Problem = Transcribe all records exactly.

Input for this task =
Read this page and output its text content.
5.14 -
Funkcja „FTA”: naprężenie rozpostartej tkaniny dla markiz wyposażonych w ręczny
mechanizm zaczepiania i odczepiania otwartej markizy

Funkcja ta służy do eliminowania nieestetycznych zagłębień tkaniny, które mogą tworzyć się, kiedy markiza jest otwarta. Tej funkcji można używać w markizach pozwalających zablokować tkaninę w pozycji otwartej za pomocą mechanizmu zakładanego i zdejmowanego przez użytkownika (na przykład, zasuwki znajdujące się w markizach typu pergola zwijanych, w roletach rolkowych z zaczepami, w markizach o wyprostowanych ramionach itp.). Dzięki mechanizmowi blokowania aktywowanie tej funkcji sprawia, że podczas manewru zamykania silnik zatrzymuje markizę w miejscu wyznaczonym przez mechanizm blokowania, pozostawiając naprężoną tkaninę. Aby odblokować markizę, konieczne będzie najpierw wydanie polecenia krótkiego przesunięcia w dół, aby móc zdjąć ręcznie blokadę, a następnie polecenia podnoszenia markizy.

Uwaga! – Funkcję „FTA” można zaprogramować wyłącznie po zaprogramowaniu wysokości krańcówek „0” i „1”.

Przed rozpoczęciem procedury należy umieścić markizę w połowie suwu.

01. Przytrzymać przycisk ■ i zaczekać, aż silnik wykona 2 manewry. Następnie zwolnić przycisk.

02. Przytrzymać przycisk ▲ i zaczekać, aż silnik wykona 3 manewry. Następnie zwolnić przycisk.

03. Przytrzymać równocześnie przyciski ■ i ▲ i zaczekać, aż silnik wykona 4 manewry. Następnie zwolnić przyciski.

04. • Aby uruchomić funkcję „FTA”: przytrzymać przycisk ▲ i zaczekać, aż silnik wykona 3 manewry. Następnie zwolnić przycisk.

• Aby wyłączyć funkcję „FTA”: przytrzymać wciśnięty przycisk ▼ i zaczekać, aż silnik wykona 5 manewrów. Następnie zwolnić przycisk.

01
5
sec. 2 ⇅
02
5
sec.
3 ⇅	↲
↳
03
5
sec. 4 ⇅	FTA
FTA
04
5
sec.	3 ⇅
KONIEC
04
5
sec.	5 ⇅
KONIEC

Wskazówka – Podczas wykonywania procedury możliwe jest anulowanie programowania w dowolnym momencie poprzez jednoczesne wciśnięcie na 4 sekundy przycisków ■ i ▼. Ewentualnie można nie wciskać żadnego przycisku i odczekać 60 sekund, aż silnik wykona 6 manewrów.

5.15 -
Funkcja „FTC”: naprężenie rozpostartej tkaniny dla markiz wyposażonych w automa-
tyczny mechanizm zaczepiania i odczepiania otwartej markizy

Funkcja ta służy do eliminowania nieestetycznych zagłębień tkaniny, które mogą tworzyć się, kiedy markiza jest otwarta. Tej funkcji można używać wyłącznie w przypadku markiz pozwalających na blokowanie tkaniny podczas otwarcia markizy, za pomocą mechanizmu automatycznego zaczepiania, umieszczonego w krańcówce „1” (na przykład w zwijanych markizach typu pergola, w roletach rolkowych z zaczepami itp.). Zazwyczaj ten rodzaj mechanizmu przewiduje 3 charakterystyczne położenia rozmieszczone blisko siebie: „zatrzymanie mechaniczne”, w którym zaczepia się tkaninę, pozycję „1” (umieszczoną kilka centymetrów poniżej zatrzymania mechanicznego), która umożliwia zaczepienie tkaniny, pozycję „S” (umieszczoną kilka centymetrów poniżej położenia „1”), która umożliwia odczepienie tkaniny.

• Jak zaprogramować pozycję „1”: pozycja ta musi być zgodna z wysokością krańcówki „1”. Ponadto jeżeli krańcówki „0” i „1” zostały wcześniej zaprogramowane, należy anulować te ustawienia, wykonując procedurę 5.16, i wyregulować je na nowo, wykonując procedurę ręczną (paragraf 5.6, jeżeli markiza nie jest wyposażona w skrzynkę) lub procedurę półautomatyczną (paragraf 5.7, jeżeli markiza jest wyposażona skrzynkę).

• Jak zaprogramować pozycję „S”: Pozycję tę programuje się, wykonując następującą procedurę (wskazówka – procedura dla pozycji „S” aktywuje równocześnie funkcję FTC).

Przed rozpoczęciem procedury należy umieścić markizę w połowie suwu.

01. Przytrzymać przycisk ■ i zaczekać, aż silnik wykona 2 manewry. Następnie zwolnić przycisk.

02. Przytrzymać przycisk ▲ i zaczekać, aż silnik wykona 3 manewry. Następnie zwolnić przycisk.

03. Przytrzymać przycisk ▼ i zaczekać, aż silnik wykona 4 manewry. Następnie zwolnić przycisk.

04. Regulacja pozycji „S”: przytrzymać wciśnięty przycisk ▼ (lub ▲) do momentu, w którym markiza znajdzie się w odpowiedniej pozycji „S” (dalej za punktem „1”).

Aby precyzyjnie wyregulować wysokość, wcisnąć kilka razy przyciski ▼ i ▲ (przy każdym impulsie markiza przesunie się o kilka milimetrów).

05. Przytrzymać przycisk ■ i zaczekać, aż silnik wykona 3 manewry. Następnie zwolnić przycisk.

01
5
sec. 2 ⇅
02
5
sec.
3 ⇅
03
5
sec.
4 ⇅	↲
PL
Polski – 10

Final answer =
Read this page and output its text content.
5.14 -
Funkcja „FTA”: naprężenie rozpostartej tkaniny dla markiz wyposażonych w ręczny
mechanizm zaczepiania i odczepiania otwartej markizy

Funkcja ta służy do eliminowania nieestetycznych zagłębień tkaniny, które mogą tworzyć się, kiedy markiza jest otwarta. Tej funkcji można używać w markizach pozwalających zablokować tkaninę w pozycji otwartej za pomocą mechanizmu zakładanego i zdejmowanego przez użytkownika (na przykład, zasuwki znajdujące się w markizach typu pergola zwijanych, w roletach rolkowych z zaczepami, w markizach o wyprostowanych ramionach itp.). Dzięki mechanizmowi blokowania aktywowanie tej funkcji sprawia, że podczas manewru zamykania silnik zatrzymuje markizę w miejscu wyznaczonym przez mechanizm blokowania, pozostawiając naprężoną tkaninę. Aby odblokować markizę, konieczne będzie najpierw wydanie polecenia krótkiego przesunięcia w dół, aby móc zdjąć ręcznie blokadę, a następnie polecenia podnoszenia markizy.

Uwaga! – Funkcję „FTA” można zaprogramować wyłącznie po zaprogramowaniu wysokości krańcówek „0” i „1”.

Przed rozpoczęciem procedury należy umieścić markizę w połowie suwu.

01. Przytrzymać przycisk ■ i zaczekać, aż silnik wykona 2 manewry. Następnie zwolnić przycisk.

02. Przytrzymać przycisk ▲ i zaczekać, aż silnik wykona 3 manewry. Następnie zwolnić przycisk.

03. Przytrzymać równocześnie przyciski ■ i ▲ i zaczekać, aż silnik wykona 4 manewry. Następnie zwolnić przyciski.

04. • Aby uruchomić funkcję „FTA”: przytrzymać przycisk ▲ i zaczekać, aż silnik wykona 3 manewry. Następnie zwolnić przycisk.

• Aby wyłączyć funkcję „FTA”: przytrzymać wciśnięty przycisk ▼ i zaczekać, aż silnik wykona 5 manewrów. Następnie zwolnić przycisk.

01
5
sec. 2 ⇅
02
5
sec.
3 ⇅	↲
↳
03
5
sec. 4 ⇅	FTA
FTA
04
5
sec.	3 ⇅
KONIEC
04
5
sec.	5 ⇅
KONIEC

Wskazówka – Podczas wykonywania procedury możliwe jest anulowanie programowania w dowolnym momencie poprzez jednoczesne wciśnięcie na 4 sekundy przycisków ■ i ▼. Ewentualnie można nie wciskać żadnego przycisku i odczekać 60 sekund, aż silnik wykona 6 manewrów.

5.15 -
Funkcja „FTC”: naprężenie rozpostartej tkaniny dla markiz wyposażonych w automa-
tyczny mechanizm zaczepiania i odczepiania otwartej markizy

Funkcja ta służy do eliminowania nieestetycznych zagłębień tkaniny, które mogą tworzyć się, kiedy markiza jest otwarta. Tej funkcji można używać wyłącznie w przypadku markiz pozwalających na blokowanie tkaniny podczas otwarcia markizy, za pomocą mechanizmu automatycznego zaczepiania, umieszczonego w krańcówce „1” (na przykład w zwijanych markizach typu pergola, w roletach rolkowych z zaczepami itp.). Zazwyczaj ten rodzaj mechanizmu przewiduje 3 charakterystyczne położenia rozmieszczone blisko siebie: „zatrzymanie mechaniczne”, w którym zaczepia się tkaninę, pozycję „1” (umieszczoną kilka centymetrów poniżej zatrzymania mechanicznego), która umożliwia zaczepienie tkaniny, pozycję „S” (umieszczoną kilka centymetrów poniżej położenia „1”), która umożliwia odczepienie tkaniny.

• Jak zaprogramować pozycję „1”: pozycja ta musi być zgodna z wysokością krańcówki „1”. Ponadto jeżeli krańcówki „0” i „1” zostały wcześniej zaprogramowane, należy anulować te ustawienia, wykonując procedurę 5.16, i wyregulować je na nowo, wykonując procedurę ręczną (paragraf 5.6, jeżeli markiza nie jest wyposażona w skrzynkę) lub procedurę półautomatyczną (paragraf 5.7, jeżeli markiza jest wyposażona skrzynkę).

• Jak zaprogramować pozycję „S”: Pozycję tę programuje się, wykonując następującą procedurę (wskazówka – procedura dla pozycji „S” aktywuje równocześnie funkcję FTC).

Przed rozpoczęciem procedury należy umieścić markizę w połowie suwu.

01. Przytrzymać przycisk ■ i zaczekać, aż silnik wykona 2 manewry. Następnie zwolnić przycisk.

02. Przytrzymać przycisk ▲ i zaczekać, aż silnik wykona 3 manewry. Następnie zwolnić przycisk.

03. Przytrzymać przycisk ▼ i zaczekać, aż silnik wykona 4 manewry. Następnie zwolnić przycisk.

04. Regulacja pozycji „S”: przytrzymać wciśnięty przycisk ▼ (lub ▲) do momentu, w którym markiza znajdzie się w odpowiedniej pozycji „S” (dalej za punktem „1”).

Aby precyzyjnie wyregulować wysokość, wcisnąć kilka razy przyciski ▼ i ▲ (przy każdym impulsie markiza przesunie się o kilka milimetrów).

05. Przytrzymać przycisk ■ i zaczekać, aż silnik wykona 3 manewry. Następnie zwolnić przycisk.

01
5
sec. 2 ⇅
02
5
sec.
3 ⇅
03
5
sec.
4 ⇅	↲
PL
Polski – 10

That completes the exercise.